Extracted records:
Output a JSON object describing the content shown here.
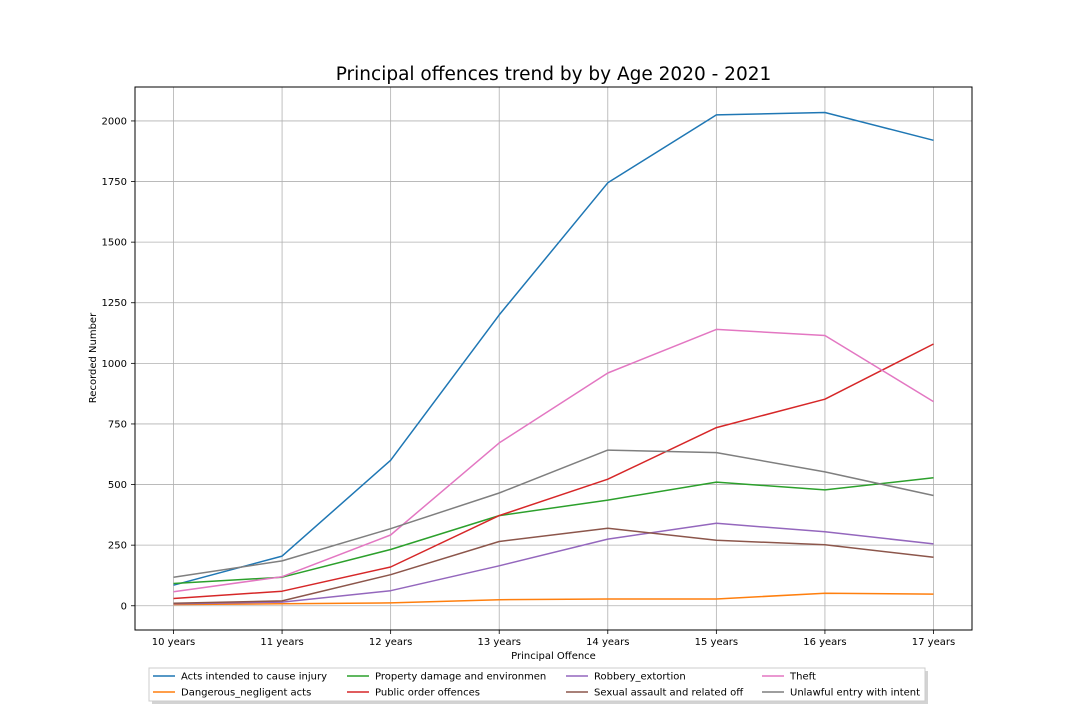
{
  "chart_data": {
    "type": "line",
    "title": "Principal offences trend by by Age 2020 - 2021",
    "xlabel": "Principal Offence",
    "ylabel": "Recorded Number",
    "categories": [
      "10 years",
      "11 years",
      "12 years",
      "13 years",
      "14 years",
      "15 years",
      "16 years",
      "17 years"
    ],
    "ylim": [
      -100,
      2140
    ],
    "yticks": [
      0,
      250,
      500,
      750,
      1000,
      1250,
      1500,
      1750,
      2000
    ],
    "grid": true,
    "legend_position": "bottom-center",
    "series": [
      {
        "name": "Acts intended to cause injury",
        "color": "#1f77b4",
        "values": [
          85,
          205,
          600,
          1200,
          1745,
          2025,
          2035,
          1920
        ]
      },
      {
        "name": "Dangerous_negligent acts",
        "color": "#ff7f0e",
        "values": [
          5,
          8,
          12,
          25,
          28,
          28,
          52,
          48
        ]
      },
      {
        "name": "Property damage and environmen",
        "color": "#2ca02c",
        "values": [
          92,
          118,
          232,
          372,
          436,
          510,
          478,
          528
        ]
      },
      {
        "name": "Public order offences",
        "color": "#d62728",
        "values": [
          30,
          60,
          160,
          372,
          522,
          735,
          852,
          1080
        ]
      },
      {
        "name": "Robbery_extortion",
        "color": "#9467bd",
        "values": [
          8,
          15,
          62,
          165,
          275,
          340,
          305,
          255
        ]
      },
      {
        "name": "Sexual assault and related off",
        "color": "#8c564b",
        "values": [
          10,
          20,
          128,
          265,
          320,
          270,
          252,
          200
        ]
      },
      {
        "name": "Theft",
        "color": "#e377c2",
        "values": [
          58,
          120,
          292,
          672,
          960,
          1140,
          1115,
          842
        ]
      },
      {
        "name": "Unlawful entry with intent",
        "color": "#7f7f7f",
        "values": [
          118,
          185,
          318,
          465,
          642,
          632,
          552,
          455
        ]
      }
    ]
  }
}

Stated task: Leave the images out, please, and restate each line word for word.

Exercise solution:
Output a JSON object describing the content shown here.
{
  "chart_data": {
    "type": "line",
    "title": "Principal offences trend by by Age 2020 - 2021",
    "xlabel": "Principal Offence",
    "ylabel": "Recorded Number",
    "categories": [
      "10 years",
      "11 years",
      "12 years",
      "13 years",
      "14 years",
      "15 years",
      "16 years",
      "17 years"
    ],
    "ylim": [
      -100,
      2140
    ],
    "yticks": [
      0,
      250,
      500,
      750,
      1000,
      1250,
      1500,
      1750,
      2000
    ],
    "grid": true,
    "legend_position": "bottom-center",
    "series": [
      {
        "name": "Acts intended to cause injury",
        "color": "#1f77b4",
        "values": [
          85,
          205,
          600,
          1200,
          1745,
          2025,
          2035,
          1920
        ]
      },
      {
        "name": "Dangerous_negligent acts",
        "color": "#ff7f0e",
        "values": [
          5,
          8,
          12,
          25,
          28,
          28,
          52,
          48
        ]
      },
      {
        "name": "Property damage and environmen",
        "color": "#2ca02c",
        "values": [
          92,
          118,
          232,
          372,
          436,
          510,
          478,
          528
        ]
      },
      {
        "name": "Public order offences",
        "color": "#d62728",
        "values": [
          30,
          60,
          160,
          372,
          522,
          735,
          852,
          1080
        ]
      },
      {
        "name": "Robbery_extortion",
        "color": "#9467bd",
        "values": [
          8,
          15,
          62,
          165,
          275,
          340,
          305,
          255
        ]
      },
      {
        "name": "Sexual assault and related off",
        "color": "#8c564b",
        "values": [
          10,
          20,
          128,
          265,
          320,
          270,
          252,
          200
        ]
      },
      {
        "name": "Theft",
        "color": "#e377c2",
        "values": [
          58,
          120,
          292,
          672,
          960,
          1140,
          1115,
          842
        ]
      },
      {
        "name": "Unlawful entry with intent",
        "color": "#7f7f7f",
        "values": [
          118,
          185,
          318,
          465,
          642,
          632,
          552,
          455
        ]
      }
    ]
  }
}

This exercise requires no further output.